# START OF Data for processing
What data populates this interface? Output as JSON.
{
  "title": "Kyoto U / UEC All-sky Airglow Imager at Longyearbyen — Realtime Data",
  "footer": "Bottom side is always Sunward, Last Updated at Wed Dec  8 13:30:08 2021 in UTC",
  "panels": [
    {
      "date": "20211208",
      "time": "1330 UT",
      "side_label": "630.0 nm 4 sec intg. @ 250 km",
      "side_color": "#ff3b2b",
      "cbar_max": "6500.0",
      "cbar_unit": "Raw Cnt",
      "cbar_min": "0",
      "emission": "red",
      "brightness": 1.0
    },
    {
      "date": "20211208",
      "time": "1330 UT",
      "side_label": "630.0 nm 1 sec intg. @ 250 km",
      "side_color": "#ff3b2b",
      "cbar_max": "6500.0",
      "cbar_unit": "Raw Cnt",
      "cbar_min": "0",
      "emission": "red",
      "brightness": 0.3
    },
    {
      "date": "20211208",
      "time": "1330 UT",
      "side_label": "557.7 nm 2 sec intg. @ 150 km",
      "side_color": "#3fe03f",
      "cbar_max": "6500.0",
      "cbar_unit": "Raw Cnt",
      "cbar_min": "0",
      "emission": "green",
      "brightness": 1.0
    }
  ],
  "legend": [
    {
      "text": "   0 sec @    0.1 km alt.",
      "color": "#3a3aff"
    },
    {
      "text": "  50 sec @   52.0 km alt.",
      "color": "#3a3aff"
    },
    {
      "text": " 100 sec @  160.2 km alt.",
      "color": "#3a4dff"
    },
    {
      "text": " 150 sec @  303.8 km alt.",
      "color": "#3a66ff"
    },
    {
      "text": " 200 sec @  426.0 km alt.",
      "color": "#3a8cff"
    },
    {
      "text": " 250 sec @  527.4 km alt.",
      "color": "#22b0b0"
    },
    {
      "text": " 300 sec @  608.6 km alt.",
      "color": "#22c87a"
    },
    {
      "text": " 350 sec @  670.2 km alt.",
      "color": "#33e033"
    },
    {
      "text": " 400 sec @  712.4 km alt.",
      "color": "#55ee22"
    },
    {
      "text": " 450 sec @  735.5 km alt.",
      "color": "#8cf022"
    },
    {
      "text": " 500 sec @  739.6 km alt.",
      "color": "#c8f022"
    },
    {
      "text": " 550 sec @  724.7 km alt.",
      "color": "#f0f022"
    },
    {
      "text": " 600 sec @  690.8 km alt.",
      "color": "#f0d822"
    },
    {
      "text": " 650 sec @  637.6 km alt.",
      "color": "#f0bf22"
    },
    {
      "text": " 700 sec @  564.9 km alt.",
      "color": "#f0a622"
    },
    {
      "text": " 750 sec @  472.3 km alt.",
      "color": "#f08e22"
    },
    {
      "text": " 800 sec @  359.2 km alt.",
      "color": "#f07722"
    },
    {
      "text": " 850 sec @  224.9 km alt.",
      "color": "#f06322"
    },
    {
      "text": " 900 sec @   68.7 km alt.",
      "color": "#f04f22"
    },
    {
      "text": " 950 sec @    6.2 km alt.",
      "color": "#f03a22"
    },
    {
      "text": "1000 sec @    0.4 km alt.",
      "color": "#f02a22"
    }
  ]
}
# END OF Data for processing
Objective =>
Take the entries above and transcribe them exactly.

Solved problem =>
What data populates this interface? Output as JSON.
{
  "title": "Kyoto U / UEC All-sky Airglow Imager at Longyearbyen — Realtime Data",
  "footer": "Bottom side is always Sunward, Last Updated at Wed Dec  8 13:30:08 2021 in UTC",
  "panels": [
    {
      "date": "20211208",
      "time": "1330 UT",
      "side_label": "630.0 nm 4 sec intg. @ 250 km",
      "side_color": "#ff3b2b",
      "cbar_max": "6500.0",
      "cbar_unit": "Raw Cnt",
      "cbar_min": "0",
      "emission": "red",
      "brightness": 1.0
    },
    {
      "date": "20211208",
      "time": "1330 UT",
      "side_label": "630.0 nm 1 sec intg. @ 250 km",
      "side_color": "#ff3b2b",
      "cbar_max": "6500.0",
      "cbar_unit": "Raw Cnt",
      "cbar_min": "0",
      "emission": "red",
      "brightness": 0.3
    },
    {
      "date": "20211208",
      "time": "1330 UT",
      "side_label": "557.7 nm 2 sec intg. @ 150 km",
      "side_color": "#3fe03f",
      "cbar_max": "6500.0",
      "cbar_unit": "Raw Cnt",
      "cbar_min": "0",
      "emission": "green",
      "brightness": 1.0
    }
  ],
  "legend": [
    {
      "text": "   0 sec @    0.1 km alt.",
      "color": "#3a3aff"
    },
    {
      "text": "  50 sec @   52.0 km alt.",
      "color": "#3a3aff"
    },
    {
      "text": " 100 sec @  160.2 km alt.",
      "color": "#3a4dff"
    },
    {
      "text": " 150 sec @  303.8 km alt.",
      "color": "#3a66ff"
    },
    {
      "text": " 200 sec @  426.0 km alt.",
      "color": "#3a8cff"
    },
    {
      "text": " 250 sec @  527.4 km alt.",
      "color": "#22b0b0"
    },
    {
      "text": " 300 sec @  608.6 km alt.",
      "color": "#22c87a"
    },
    {
      "text": " 350 sec @  670.2 km alt.",
      "color": "#33e033"
    },
    {
      "text": " 400 sec @  712.4 km alt.",
      "color": "#55ee22"
    },
    {
      "text": " 450 sec @  735.5 km alt.",
      "color": "#8cf022"
    },
    {
      "text": " 500 sec @  739.6 km alt.",
      "color": "#c8f022"
    },
    {
      "text": " 550 sec @  724.7 km alt.",
      "color": "#f0f022"
    },
    {
      "text": " 600 sec @  690.8 km alt.",
      "color": "#f0d822"
    },
    {
      "text": " 650 sec @  637.6 km alt.",
      "color": "#f0bf22"
    },
    {
      "text": " 700 sec @  564.9 km alt.",
      "color": "#f0a622"
    },
    {
      "text": " 750 sec @  472.3 km alt.",
      "color": "#f08e22"
    },
    {
      "text": " 800 sec @  359.2 km alt.",
      "color": "#f07722"
    },
    {
      "text": " 850 sec @  224.9 km alt.",
      "color": "#f06322"
    },
    {
      "text": " 900 sec @   68.7 km alt.",
      "color": "#f04f22"
    },
    {
      "text": " 950 sec @    6.2 km alt.",
      "color": "#f03a22"
    },
    {
      "text": "1000 sec @    0.4 km alt.",
      "color": "#f02a22"
    }
  ]
}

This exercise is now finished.